## What the task requires
Set the pictures aside and set down only the lines from the line holding "What data populates" through the end of the entries below, ends included.

Data entries:
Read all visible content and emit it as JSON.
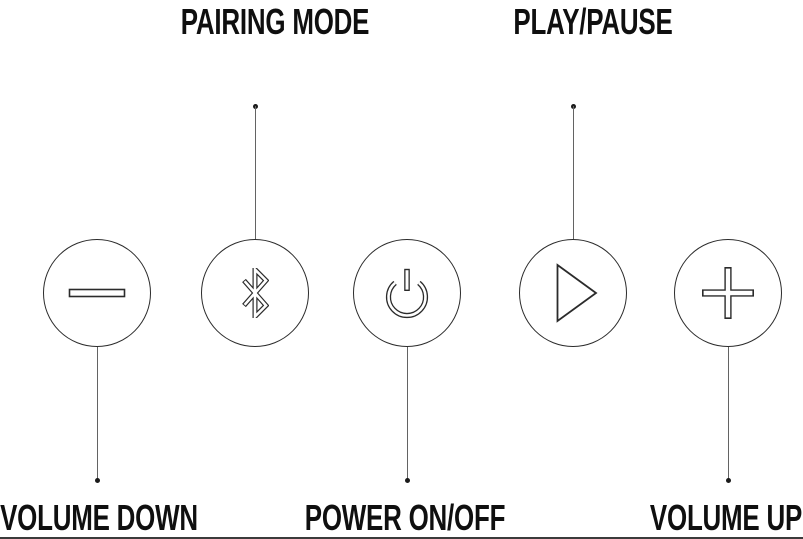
{
  "diagram": {
    "title": "speaker-button-controls",
    "background_color": "#ffffff",
    "outline_color": "#2b2b2b",
    "leader_line_color": "#636363",
    "text_color": "#0f0f0f",
    "bottom_rule_color": "#3b3b3b",
    "buttons": [
      {
        "id": "volume-down",
        "icon": "minus-icon",
        "label": "VOLUME DOWN",
        "label_position": "bottom"
      },
      {
        "id": "pairing-mode",
        "icon": "bluetooth-icon",
        "label": "PAIRING MODE",
        "label_position": "top"
      },
      {
        "id": "power",
        "icon": "power-icon",
        "label": "POWER ON/OFF",
        "label_position": "bottom"
      },
      {
        "id": "play-pause",
        "icon": "play-icon",
        "label": "PLAY/PAUSE",
        "label_position": "top"
      },
      {
        "id": "volume-up",
        "icon": "plus-icon",
        "label": "VOLUME UP",
        "label_position": "bottom"
      }
    ]
  }
}
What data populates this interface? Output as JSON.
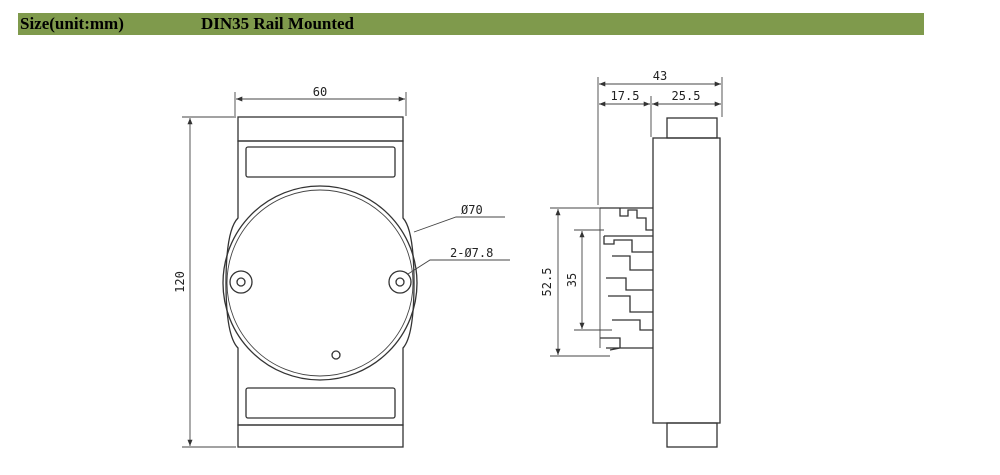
{
  "header": {
    "size_label": "Size(unit:mm)",
    "mount_label": "DIN35 Rail Mounted",
    "bar_color": "#7f9a4c"
  },
  "front_view": {
    "width_dim": "60",
    "height_dim": "120",
    "circle_dim": "Ø70",
    "holes_dim": "2-Ø7.8"
  },
  "side_view": {
    "depth_dim": "43",
    "left_part_dim": "17.5",
    "right_part_dim": "25.5",
    "rail_outer_dim": "52.5",
    "rail_inner_dim": "35"
  }
}
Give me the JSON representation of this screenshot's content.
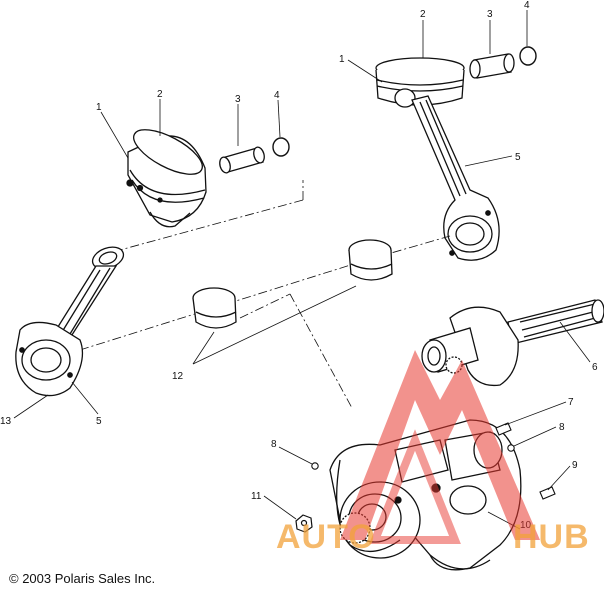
{
  "diagram": {
    "callouts": {
      "top_left": [
        "1",
        "2",
        "3",
        "4"
      ],
      "top_right": [
        "1",
        "2",
        "3",
        "4",
        "5"
      ],
      "rod_left": [
        "13",
        "5"
      ],
      "bearings": [
        "12"
      ],
      "crank": [
        "6",
        "7",
        "8",
        "8",
        "9",
        "11",
        "10"
      ]
    },
    "copyright": "© 2003 Polaris Sales Inc."
  },
  "watermark": {
    "text_left": "AUTO",
    "text_right": "HUB",
    "color_fill": "#f2a23a",
    "color_triangle": "#e8382f"
  }
}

## Problem solution
What data populates this interface? Output as JSON.
{
  "header": {
    "size_label": "Size(unit:mm)",
    "mount_label": "DIN35 Rail Mounted",
    "bar_color": "#7f9a4c"
  },
  "front_view": {
    "width_dim": "60",
    "height_dim": "120",
    "circle_dim": "Ø70",
    "holes_dim": "2-Ø7.8"
  },
  "side_view": {
    "depth_dim": "43",
    "left_part_dim": "17.5",
    "right_part_dim": "25.5",
    "rail_outer_dim": "52.5",
    "rail_inner_dim": "35"
  }
}
Give me the JSON representation of this screenshot's content.
{
  "diagram": {
    "callouts": {
      "top_left": [
        "1",
        "2",
        "3",
        "4"
      ],
      "top_right": [
        "1",
        "2",
        "3",
        "4",
        "5"
      ],
      "rod_left": [
        "13",
        "5"
      ],
      "bearings": [
        "12"
      ],
      "crank": [
        "6",
        "7",
        "8",
        "8",
        "9",
        "11",
        "10"
      ]
    },
    "copyright": "© 2003 Polaris Sales Inc."
  },
  "watermark": {
    "text_left": "AUTO",
    "text_right": "HUB",
    "color_fill": "#f2a23a",
    "color_triangle": "#e8382f"
  }
}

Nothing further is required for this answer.